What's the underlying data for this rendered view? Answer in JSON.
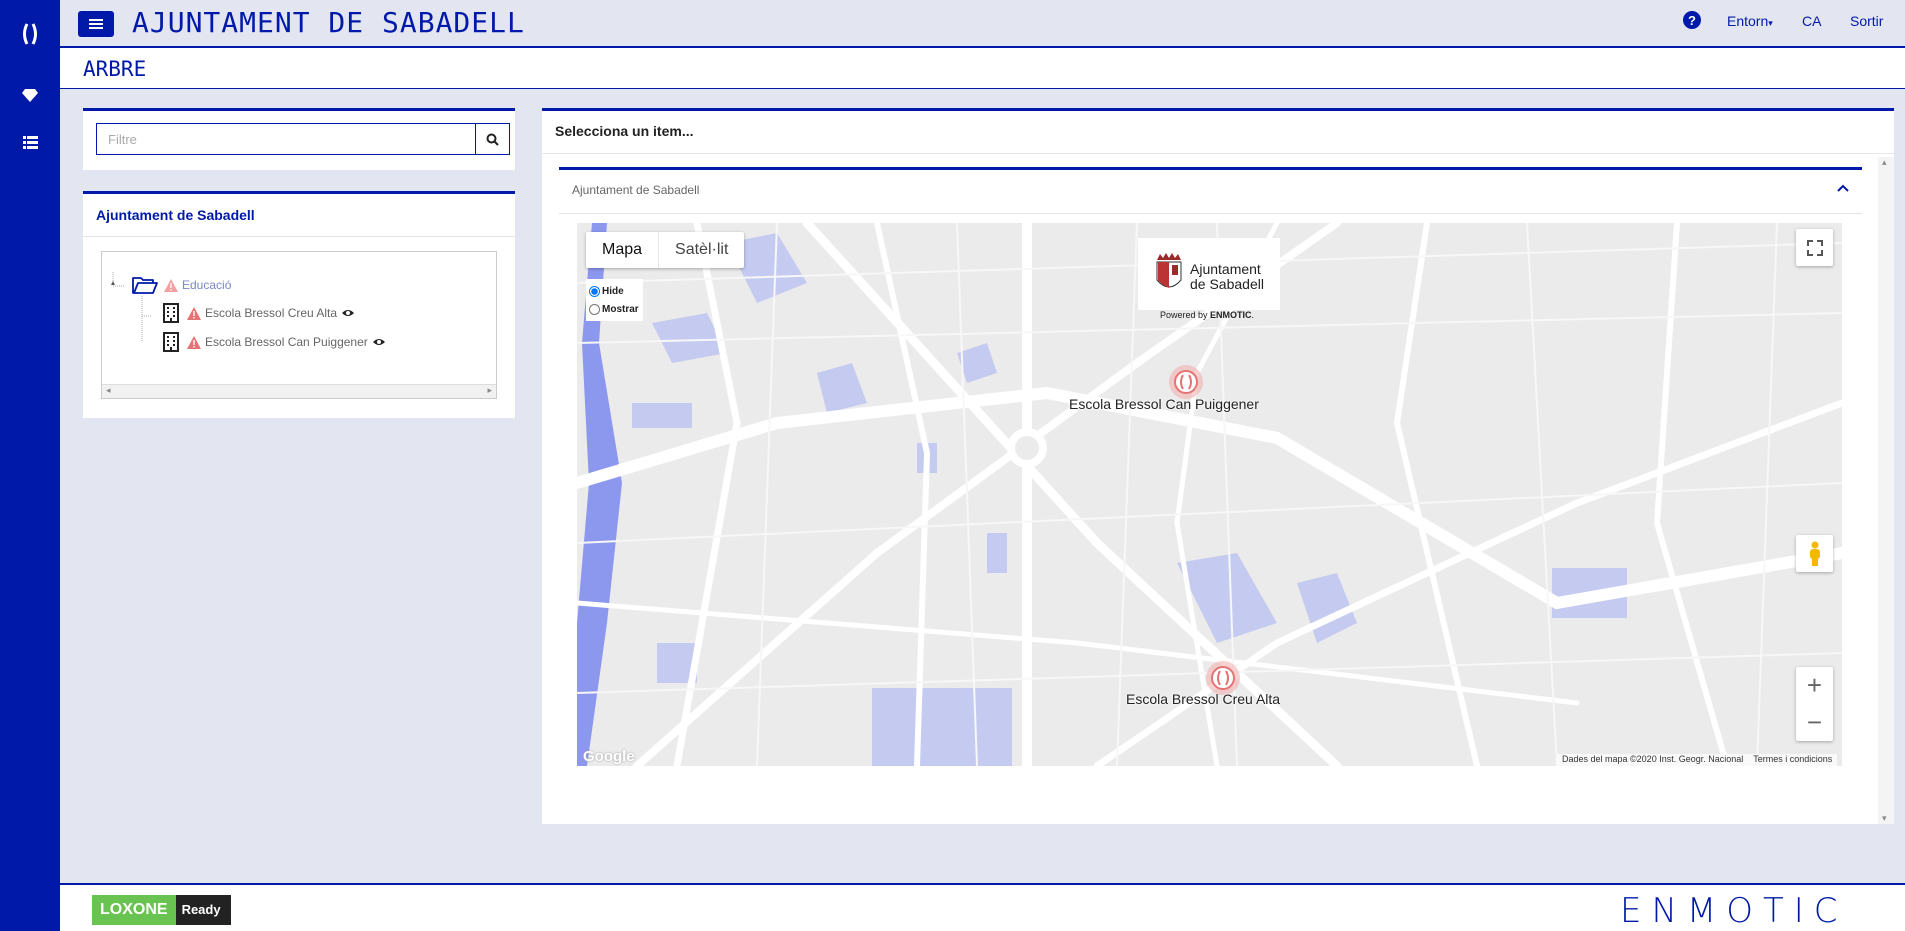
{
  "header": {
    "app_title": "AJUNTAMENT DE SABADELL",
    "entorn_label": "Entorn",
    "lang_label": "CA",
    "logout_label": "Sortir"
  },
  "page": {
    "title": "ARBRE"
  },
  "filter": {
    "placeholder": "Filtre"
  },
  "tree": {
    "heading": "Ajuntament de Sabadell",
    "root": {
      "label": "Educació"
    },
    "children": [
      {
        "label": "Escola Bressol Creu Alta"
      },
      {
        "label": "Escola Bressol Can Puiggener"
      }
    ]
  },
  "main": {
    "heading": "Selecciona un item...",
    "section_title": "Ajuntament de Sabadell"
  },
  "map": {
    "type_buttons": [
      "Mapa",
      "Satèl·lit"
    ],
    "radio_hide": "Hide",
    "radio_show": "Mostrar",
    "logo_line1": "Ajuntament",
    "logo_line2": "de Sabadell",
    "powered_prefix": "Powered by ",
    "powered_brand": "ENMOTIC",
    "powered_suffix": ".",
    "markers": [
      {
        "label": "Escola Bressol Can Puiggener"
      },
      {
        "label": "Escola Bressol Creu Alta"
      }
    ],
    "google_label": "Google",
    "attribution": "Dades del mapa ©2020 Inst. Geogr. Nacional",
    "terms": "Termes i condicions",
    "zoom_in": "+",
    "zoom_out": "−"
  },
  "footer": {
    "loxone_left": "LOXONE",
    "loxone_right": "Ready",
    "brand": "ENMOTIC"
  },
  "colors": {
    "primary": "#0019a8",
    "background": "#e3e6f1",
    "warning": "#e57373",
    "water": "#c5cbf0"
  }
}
____
Output all of the entries verbatim, leaving out any images.

What's the underlying data for this rendered view? Answer in JSON.
{
  "header": {
    "app_title": "AJUNTAMENT DE SABADELL",
    "entorn_label": "Entorn",
    "lang_label": "CA",
    "logout_label": "Sortir"
  },
  "page": {
    "title": "ARBRE"
  },
  "filter": {
    "placeholder": "Filtre"
  },
  "tree": {
    "heading": "Ajuntament de Sabadell",
    "root": {
      "label": "Educació"
    },
    "children": [
      {
        "label": "Escola Bressol Creu Alta"
      },
      {
        "label": "Escola Bressol Can Puiggener"
      }
    ]
  },
  "main": {
    "heading": "Selecciona un item...",
    "section_title": "Ajuntament de Sabadell"
  },
  "map": {
    "type_buttons": [
      "Mapa",
      "Satèl·lit"
    ],
    "radio_hide": "Hide",
    "radio_show": "Mostrar",
    "logo_line1": "Ajuntament",
    "logo_line2": "de Sabadell",
    "powered_prefix": "Powered by ",
    "powered_brand": "ENMOTIC",
    "powered_suffix": ".",
    "markers": [
      {
        "label": "Escola Bressol Can Puiggener"
      },
      {
        "label": "Escola Bressol Creu Alta"
      }
    ],
    "google_label": "Google",
    "attribution": "Dades del mapa ©2020 Inst. Geogr. Nacional",
    "terms": "Termes i condicions",
    "zoom_in": "+",
    "zoom_out": "−"
  },
  "footer": {
    "loxone_left": "LOXONE",
    "loxone_right": "Ready",
    "brand": "ENMOTIC"
  },
  "colors": {
    "primary": "#0019a8",
    "background": "#e3e6f1",
    "warning": "#e57373",
    "water": "#c5cbf0"
  }
}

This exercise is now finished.